■ **Record extracts**
* * * * * * * * *
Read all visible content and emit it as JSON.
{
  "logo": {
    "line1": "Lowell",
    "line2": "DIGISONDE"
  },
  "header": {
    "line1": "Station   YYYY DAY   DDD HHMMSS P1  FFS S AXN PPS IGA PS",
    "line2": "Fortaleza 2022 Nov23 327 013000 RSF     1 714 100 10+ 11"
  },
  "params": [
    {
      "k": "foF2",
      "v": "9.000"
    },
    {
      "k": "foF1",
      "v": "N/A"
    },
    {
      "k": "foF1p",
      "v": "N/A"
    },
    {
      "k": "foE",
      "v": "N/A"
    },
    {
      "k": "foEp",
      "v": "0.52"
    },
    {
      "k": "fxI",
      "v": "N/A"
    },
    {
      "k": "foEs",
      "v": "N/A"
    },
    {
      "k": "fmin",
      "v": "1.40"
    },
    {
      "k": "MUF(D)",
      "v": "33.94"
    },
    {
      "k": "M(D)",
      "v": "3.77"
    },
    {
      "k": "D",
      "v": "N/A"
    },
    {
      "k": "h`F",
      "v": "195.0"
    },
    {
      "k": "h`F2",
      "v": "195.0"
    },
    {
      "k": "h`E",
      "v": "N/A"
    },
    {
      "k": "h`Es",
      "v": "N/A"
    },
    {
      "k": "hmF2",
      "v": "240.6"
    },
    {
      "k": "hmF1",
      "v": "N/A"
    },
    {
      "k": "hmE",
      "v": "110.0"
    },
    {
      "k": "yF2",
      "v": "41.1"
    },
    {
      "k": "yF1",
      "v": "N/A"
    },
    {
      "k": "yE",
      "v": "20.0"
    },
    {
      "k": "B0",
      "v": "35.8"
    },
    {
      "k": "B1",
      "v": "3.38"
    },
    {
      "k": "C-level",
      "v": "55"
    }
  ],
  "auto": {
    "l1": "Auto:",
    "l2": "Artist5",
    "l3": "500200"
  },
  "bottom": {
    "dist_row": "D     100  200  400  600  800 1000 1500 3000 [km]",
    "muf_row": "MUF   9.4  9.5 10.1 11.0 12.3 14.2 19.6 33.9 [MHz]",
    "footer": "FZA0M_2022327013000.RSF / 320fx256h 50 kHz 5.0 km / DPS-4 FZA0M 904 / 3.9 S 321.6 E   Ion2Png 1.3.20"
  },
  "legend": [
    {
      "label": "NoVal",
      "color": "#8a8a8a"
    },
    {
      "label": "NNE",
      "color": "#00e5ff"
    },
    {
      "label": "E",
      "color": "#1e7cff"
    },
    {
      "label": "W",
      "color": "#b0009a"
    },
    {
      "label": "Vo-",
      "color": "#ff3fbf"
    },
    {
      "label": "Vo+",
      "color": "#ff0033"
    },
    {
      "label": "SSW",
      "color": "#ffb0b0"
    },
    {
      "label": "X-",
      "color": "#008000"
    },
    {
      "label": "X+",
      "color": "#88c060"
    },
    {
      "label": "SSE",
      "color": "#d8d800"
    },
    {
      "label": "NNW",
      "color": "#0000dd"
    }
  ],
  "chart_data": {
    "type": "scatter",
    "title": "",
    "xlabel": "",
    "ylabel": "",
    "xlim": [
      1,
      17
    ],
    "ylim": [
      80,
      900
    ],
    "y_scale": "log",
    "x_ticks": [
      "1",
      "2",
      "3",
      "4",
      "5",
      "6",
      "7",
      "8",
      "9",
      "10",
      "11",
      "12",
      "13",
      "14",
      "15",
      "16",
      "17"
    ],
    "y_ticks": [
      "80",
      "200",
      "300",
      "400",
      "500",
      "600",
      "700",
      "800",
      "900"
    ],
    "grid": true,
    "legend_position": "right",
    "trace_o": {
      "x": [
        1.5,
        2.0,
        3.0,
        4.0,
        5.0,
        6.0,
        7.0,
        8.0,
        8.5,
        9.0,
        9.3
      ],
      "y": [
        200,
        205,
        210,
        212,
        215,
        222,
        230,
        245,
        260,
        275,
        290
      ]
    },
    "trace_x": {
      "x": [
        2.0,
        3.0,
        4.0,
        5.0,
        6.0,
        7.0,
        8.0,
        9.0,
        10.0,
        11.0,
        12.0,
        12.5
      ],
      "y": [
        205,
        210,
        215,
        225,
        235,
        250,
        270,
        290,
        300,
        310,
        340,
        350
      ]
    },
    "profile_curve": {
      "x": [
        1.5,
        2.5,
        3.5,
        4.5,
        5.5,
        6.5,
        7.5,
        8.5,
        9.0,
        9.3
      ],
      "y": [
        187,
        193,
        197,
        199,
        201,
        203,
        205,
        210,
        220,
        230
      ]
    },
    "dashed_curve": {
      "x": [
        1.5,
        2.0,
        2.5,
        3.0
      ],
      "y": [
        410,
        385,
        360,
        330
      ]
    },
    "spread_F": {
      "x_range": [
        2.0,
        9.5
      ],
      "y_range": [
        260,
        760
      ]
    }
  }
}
* * * * * * * * *
■ **Given instruction**
All of the lines above need to be given again exactly.

■ **Correct result**
Read all visible content and emit it as JSON.
{
  "logo": {
    "line1": "Lowell",
    "line2": "DIGISONDE"
  },
  "header": {
    "line1": "Station   YYYY DAY   DDD HHMMSS P1  FFS S AXN PPS IGA PS",
    "line2": "Fortaleza 2022 Nov23 327 013000 RSF     1 714 100 10+ 11"
  },
  "params": [
    {
      "k": "foF2",
      "v": "9.000"
    },
    {
      "k": "foF1",
      "v": "N/A"
    },
    {
      "k": "foF1p",
      "v": "N/A"
    },
    {
      "k": "foE",
      "v": "N/A"
    },
    {
      "k": "foEp",
      "v": "0.52"
    },
    {
      "k": "fxI",
      "v": "N/A"
    },
    {
      "k": "foEs",
      "v": "N/A"
    },
    {
      "k": "fmin",
      "v": "1.40"
    },
    {
      "k": "MUF(D)",
      "v": "33.94"
    },
    {
      "k": "M(D)",
      "v": "3.77"
    },
    {
      "k": "D",
      "v": "N/A"
    },
    {
      "k": "h`F",
      "v": "195.0"
    },
    {
      "k": "h`F2",
      "v": "195.0"
    },
    {
      "k": "h`E",
      "v": "N/A"
    },
    {
      "k": "h`Es",
      "v": "N/A"
    },
    {
      "k": "hmF2",
      "v": "240.6"
    },
    {
      "k": "hmF1",
      "v": "N/A"
    },
    {
      "k": "hmE",
      "v": "110.0"
    },
    {
      "k": "yF2",
      "v": "41.1"
    },
    {
      "k": "yF1",
      "v": "N/A"
    },
    {
      "k": "yE",
      "v": "20.0"
    },
    {
      "k": "B0",
      "v": "35.8"
    },
    {
      "k": "B1",
      "v": "3.38"
    },
    {
      "k": "C-level",
      "v": "55"
    }
  ],
  "auto": {
    "l1": "Auto:",
    "l2": "Artist5",
    "l3": "500200"
  },
  "bottom": {
    "dist_row": "D     100  200  400  600  800 1000 1500 3000 [km]",
    "muf_row": "MUF   9.4  9.5 10.1 11.0 12.3 14.2 19.6 33.9 [MHz]",
    "footer": "FZA0M_2022327013000.RSF / 320fx256h 50 kHz 5.0 km / DPS-4 FZA0M 904 / 3.9 S 321.6 E   Ion2Png 1.3.20"
  },
  "legend": [
    {
      "label": "NoVal",
      "color": "#8a8a8a"
    },
    {
      "label": "NNE",
      "color": "#00e5ff"
    },
    {
      "label": "E",
      "color": "#1e7cff"
    },
    {
      "label": "W",
      "color": "#b0009a"
    },
    {
      "label": "Vo-",
      "color": "#ff3fbf"
    },
    {
      "label": "Vo+",
      "color": "#ff0033"
    },
    {
      "label": "SSW",
      "color": "#ffb0b0"
    },
    {
      "label": "X-",
      "color": "#008000"
    },
    {
      "label": "X+",
      "color": "#88c060"
    },
    {
      "label": "SSE",
      "color": "#d8d800"
    },
    {
      "label": "NNW",
      "color": "#0000dd"
    }
  ],
  "chart_data": {
    "type": "scatter",
    "title": "",
    "xlabel": "",
    "ylabel": "",
    "xlim": [
      1,
      17
    ],
    "ylim": [
      80,
      900
    ],
    "y_scale": "log",
    "x_ticks": [
      "1",
      "2",
      "3",
      "4",
      "5",
      "6",
      "7",
      "8",
      "9",
      "10",
      "11",
      "12",
      "13",
      "14",
      "15",
      "16",
      "17"
    ],
    "y_ticks": [
      "80",
      "200",
      "300",
      "400",
      "500",
      "600",
      "700",
      "800",
      "900"
    ],
    "grid": true,
    "legend_position": "right",
    "trace_o": {
      "x": [
        1.5,
        2.0,
        3.0,
        4.0,
        5.0,
        6.0,
        7.0,
        8.0,
        8.5,
        9.0,
        9.3
      ],
      "y": [
        200,
        205,
        210,
        212,
        215,
        222,
        230,
        245,
        260,
        275,
        290
      ]
    },
    "trace_x": {
      "x": [
        2.0,
        3.0,
        4.0,
        5.0,
        6.0,
        7.0,
        8.0,
        9.0,
        10.0,
        11.0,
        12.0,
        12.5
      ],
      "y": [
        205,
        210,
        215,
        225,
        235,
        250,
        270,
        290,
        300,
        310,
        340,
        350
      ]
    },
    "profile_curve": {
      "x": [
        1.5,
        2.5,
        3.5,
        4.5,
        5.5,
        6.5,
        7.5,
        8.5,
        9.0,
        9.3
      ],
      "y": [
        187,
        193,
        197,
        199,
        201,
        203,
        205,
        210,
        220,
        230
      ]
    },
    "dashed_curve": {
      "x": [
        1.5,
        2.0,
        2.5,
        3.0
      ],
      "y": [
        410,
        385,
        360,
        330
      ]
    },
    "spread_F": {
      "x_range": [
        2.0,
        9.5
      ],
      "y_range": [
        260,
        760
      ]
    }
  }
}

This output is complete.